§ Goal: Scan the entries and tally the lines that include the string "implementation". Reply with the figure alone.

§ Data supplied:

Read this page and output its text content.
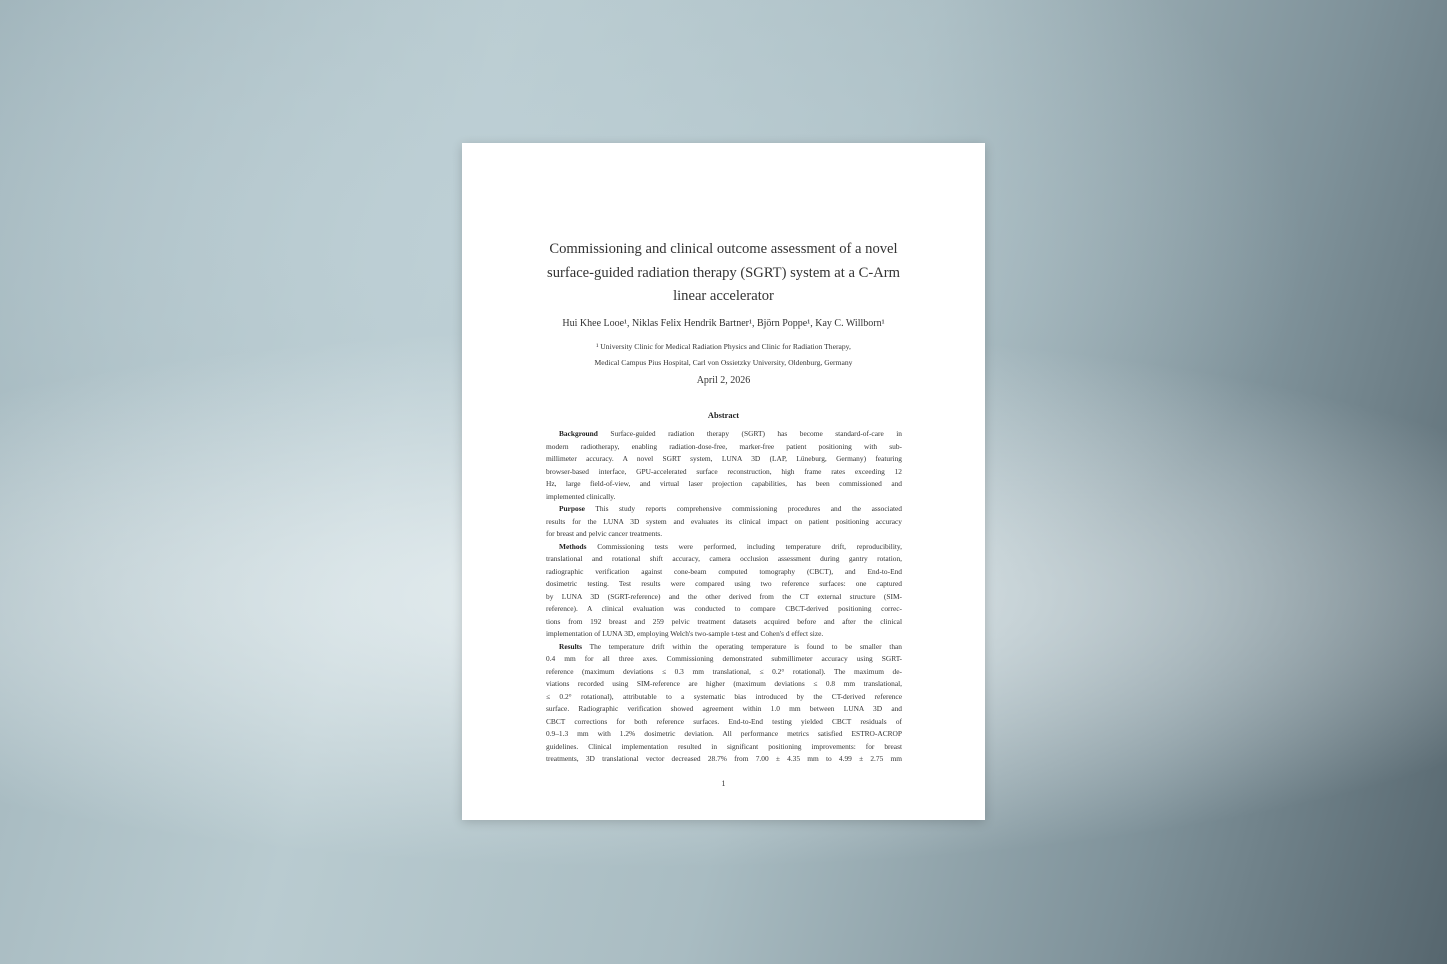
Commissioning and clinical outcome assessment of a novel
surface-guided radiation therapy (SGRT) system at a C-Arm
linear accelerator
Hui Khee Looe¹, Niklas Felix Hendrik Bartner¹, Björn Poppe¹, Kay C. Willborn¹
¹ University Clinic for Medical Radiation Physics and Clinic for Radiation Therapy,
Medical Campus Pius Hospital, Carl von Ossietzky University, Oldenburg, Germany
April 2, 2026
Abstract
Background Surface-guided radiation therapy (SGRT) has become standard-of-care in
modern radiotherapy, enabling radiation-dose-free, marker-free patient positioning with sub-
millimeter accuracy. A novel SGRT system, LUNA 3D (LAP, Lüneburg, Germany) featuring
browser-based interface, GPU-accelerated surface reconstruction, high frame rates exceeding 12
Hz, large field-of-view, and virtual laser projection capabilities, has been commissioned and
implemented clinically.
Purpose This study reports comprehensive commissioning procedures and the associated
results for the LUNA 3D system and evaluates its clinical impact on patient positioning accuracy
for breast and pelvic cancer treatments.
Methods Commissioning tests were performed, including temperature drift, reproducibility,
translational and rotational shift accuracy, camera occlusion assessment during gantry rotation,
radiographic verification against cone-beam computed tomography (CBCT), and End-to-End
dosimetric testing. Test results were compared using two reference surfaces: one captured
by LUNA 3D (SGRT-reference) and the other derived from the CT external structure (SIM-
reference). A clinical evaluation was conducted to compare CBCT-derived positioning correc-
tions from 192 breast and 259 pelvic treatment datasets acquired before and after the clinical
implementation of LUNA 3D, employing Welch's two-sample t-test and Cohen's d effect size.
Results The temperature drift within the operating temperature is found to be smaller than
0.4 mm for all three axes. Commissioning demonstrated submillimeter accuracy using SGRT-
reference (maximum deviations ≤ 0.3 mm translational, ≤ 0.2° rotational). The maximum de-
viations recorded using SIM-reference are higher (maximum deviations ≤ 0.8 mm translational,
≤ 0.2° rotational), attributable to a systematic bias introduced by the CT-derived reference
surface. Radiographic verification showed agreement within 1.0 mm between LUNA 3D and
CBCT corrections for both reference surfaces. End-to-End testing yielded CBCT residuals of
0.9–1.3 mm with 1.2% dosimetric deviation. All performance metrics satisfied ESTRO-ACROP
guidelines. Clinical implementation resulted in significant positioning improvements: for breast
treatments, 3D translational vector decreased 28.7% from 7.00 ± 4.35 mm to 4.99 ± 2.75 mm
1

§ Problem solution: 2